Collected data entries:

[start]

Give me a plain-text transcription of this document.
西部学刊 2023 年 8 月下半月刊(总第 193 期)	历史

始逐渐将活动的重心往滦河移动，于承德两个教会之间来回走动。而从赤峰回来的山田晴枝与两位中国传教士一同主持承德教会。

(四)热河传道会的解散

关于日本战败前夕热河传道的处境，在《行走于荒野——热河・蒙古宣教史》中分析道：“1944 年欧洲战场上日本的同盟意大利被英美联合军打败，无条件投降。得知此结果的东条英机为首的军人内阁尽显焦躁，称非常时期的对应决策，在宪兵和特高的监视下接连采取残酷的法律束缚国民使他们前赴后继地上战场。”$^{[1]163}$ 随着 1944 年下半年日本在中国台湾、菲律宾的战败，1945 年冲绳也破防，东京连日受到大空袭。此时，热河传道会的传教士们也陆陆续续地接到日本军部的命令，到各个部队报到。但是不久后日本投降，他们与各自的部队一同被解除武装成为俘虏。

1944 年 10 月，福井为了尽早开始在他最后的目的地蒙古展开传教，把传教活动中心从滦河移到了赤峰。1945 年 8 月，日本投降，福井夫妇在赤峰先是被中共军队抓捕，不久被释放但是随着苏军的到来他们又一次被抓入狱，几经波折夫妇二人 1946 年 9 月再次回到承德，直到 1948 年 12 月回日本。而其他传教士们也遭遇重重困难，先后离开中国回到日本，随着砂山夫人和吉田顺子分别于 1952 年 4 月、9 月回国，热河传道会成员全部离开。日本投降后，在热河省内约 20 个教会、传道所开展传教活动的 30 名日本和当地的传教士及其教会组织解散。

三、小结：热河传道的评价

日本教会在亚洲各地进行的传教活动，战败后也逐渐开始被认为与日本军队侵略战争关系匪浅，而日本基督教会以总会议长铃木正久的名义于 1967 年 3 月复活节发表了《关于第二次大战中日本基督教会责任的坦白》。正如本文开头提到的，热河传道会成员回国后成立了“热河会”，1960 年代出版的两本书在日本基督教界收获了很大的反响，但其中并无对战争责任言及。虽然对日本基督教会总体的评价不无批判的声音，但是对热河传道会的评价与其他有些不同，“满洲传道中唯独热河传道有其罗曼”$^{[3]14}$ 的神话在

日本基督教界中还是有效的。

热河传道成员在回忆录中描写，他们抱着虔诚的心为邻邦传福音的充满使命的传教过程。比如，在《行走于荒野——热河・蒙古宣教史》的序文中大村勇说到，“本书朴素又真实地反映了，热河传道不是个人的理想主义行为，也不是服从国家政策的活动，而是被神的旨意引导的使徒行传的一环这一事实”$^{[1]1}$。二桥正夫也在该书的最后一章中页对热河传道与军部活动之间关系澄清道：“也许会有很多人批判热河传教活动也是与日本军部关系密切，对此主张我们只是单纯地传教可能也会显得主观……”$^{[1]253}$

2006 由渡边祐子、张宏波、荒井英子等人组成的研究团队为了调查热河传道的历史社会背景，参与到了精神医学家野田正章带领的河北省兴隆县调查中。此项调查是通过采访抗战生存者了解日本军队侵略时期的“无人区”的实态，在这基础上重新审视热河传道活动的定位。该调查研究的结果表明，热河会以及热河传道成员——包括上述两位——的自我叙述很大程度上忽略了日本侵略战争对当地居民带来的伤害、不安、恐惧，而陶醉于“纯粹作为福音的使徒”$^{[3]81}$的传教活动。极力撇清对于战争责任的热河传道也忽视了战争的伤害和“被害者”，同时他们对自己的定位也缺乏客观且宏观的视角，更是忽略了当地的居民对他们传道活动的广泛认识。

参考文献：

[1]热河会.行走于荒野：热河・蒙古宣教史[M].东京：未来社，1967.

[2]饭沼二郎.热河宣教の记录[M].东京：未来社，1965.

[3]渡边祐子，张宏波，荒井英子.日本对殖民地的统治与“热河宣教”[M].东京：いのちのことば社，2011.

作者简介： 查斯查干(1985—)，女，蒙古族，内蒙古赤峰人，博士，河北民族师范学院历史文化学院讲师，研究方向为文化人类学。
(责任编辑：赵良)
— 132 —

[end]

**Task directions:** Find every line above that contains the word "蒙古宣教史", and return each one.

**Solution for this task:**
关于日本战败前夕热河传道的处境，在《行走于荒野——热河・蒙古宣教史》中分析道：“1944 年欧洲战场上日本的同盟意大利被英美联合军打败，无条件投降。得知此结果的东条英机为首的军人内阁尽显焦躁，称非常时期的对应决策，在宪兵和特高的监视下接连采取残酷的法律束缚国民使他们前赴后继地上战场。”$^{[1]163}$ 随着 1944 年下半年日本在中国台湾、菲律宾的战败，1945 年冲绳也破防，东京连日受到大空袭。此时，热河传道会的传教士们也陆陆续续地接到日本军部的命令，到各个部队报到。但是不久后日本投降，他们与各自的部队一同被解除武装成为俘虏。
热河传道成员在回忆录中描写，他们抱着虔诚的心为邻邦传福音的充满使命的传教过程。比如，在《行走于荒野——热河・蒙古宣教史》的序文中大村勇说到，“本书朴素又真实地反映了，热河传道不是个人的理想主义行为，也不是服从国家政策的活动，而是被神的旨意引导的使徒行传的一环这一事实”$^{[1]1}$。二桥正夫也在该书的最后一章中页对热河传道与军部活动之间关系澄清道：“也许会有很多人批判热河传教活动也是与日本军部关系密切，对此主张我们只是单纯地传教可能也会显得主观……”$^{[1]253}$
[1]热河会.行走于荒野：热河・蒙古宣教史[M].东京：未来社，1967.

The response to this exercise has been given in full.